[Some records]

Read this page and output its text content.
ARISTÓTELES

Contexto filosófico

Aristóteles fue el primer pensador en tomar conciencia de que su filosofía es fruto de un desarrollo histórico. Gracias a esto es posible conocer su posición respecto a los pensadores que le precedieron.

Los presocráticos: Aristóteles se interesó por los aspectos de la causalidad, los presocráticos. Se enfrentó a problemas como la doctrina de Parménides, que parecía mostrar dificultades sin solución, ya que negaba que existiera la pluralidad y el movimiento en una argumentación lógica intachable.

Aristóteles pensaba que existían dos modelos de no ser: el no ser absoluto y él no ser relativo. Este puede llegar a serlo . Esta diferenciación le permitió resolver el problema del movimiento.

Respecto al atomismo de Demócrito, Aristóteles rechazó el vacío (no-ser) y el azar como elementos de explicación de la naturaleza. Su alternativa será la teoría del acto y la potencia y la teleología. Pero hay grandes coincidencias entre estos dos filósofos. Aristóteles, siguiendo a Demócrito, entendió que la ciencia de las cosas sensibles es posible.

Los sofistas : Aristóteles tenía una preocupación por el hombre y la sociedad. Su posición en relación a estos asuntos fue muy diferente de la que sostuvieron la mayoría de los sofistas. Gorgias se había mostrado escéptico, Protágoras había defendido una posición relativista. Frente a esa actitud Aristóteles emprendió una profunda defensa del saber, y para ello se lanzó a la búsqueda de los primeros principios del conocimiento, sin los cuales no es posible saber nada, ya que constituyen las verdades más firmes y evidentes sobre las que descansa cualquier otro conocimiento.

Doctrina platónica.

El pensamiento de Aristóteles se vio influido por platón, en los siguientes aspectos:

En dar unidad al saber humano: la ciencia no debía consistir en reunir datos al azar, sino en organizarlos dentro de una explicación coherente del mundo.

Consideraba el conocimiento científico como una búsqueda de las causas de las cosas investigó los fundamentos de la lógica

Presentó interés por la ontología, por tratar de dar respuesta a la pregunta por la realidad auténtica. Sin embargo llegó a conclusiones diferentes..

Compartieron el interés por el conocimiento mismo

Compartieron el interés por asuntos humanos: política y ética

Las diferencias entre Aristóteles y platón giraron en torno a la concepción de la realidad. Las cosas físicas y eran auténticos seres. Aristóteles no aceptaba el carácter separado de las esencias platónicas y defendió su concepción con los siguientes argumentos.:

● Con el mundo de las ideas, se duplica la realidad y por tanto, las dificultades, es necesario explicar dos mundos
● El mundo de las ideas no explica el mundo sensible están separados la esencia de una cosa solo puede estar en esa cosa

* * *

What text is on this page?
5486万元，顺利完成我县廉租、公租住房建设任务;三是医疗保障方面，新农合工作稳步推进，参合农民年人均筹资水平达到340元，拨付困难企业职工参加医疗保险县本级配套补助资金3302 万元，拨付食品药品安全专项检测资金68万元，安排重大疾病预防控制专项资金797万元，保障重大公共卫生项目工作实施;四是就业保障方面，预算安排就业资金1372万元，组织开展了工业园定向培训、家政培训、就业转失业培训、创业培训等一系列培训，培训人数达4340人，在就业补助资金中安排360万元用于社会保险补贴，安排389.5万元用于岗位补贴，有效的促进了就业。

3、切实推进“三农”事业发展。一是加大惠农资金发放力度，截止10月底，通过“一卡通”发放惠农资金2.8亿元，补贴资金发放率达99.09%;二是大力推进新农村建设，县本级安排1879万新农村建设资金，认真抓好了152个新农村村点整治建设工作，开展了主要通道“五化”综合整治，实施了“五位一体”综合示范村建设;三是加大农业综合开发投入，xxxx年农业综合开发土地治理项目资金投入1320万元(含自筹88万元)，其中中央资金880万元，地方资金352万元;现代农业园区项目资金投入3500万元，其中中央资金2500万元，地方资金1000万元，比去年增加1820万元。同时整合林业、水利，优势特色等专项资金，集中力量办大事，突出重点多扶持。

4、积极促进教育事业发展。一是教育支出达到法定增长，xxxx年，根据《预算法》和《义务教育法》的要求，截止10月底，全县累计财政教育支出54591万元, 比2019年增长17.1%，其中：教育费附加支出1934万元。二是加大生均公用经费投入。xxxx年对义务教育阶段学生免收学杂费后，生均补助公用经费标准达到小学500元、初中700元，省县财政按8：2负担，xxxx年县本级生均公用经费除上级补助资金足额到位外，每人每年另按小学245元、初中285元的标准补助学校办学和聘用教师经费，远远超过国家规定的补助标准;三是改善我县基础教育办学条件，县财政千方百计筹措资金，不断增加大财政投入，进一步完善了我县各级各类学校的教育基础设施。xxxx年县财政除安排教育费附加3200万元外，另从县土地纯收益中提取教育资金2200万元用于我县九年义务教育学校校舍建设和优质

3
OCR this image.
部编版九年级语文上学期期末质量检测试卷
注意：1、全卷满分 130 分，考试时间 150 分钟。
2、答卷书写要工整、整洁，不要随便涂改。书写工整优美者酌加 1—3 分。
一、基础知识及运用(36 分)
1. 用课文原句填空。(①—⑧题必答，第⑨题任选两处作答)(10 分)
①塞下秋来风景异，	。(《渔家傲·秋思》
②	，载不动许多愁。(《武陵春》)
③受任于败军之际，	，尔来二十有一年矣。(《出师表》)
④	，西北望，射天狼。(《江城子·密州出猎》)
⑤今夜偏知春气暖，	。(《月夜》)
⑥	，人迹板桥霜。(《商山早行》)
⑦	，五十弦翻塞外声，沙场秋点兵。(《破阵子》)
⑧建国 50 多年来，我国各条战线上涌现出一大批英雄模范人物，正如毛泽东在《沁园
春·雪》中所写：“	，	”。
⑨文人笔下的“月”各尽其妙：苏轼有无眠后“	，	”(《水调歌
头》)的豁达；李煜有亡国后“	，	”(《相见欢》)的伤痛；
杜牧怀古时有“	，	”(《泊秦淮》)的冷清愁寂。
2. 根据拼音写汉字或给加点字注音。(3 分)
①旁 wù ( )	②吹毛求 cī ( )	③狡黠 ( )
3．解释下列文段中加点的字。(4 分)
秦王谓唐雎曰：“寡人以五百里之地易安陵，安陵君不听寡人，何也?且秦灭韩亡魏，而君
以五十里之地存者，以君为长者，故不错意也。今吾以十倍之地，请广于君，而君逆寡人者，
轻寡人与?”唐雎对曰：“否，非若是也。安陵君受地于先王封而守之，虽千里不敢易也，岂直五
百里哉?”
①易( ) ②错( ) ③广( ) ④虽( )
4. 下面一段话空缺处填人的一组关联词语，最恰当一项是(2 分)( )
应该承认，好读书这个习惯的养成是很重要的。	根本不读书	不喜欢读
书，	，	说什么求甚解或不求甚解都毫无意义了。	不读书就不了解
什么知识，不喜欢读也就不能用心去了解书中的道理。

[PROBLEM DETAILS]
Search the records for the word "azar" and copy every line where it occurs.

[TASK SOLUTION]
Respecto al atomismo de Demócrito, Aristóteles rechazó el vacío (no-ser) y el azar como elementos de explicación de la naturaleza. Su alternativa será la teoría del acto y la potencia y la teleología. Pero hay grandes coincidencias entre estos dos filósofos. Aristóteles, siguiendo a Demócrito, entendió que la ciencia de las cosas sensibles es posible.
En dar unidad al saber humano: la ciencia no debía consistir en reunir datos al azar, sino en organizarlos dentro de una explicación coherente del mundo.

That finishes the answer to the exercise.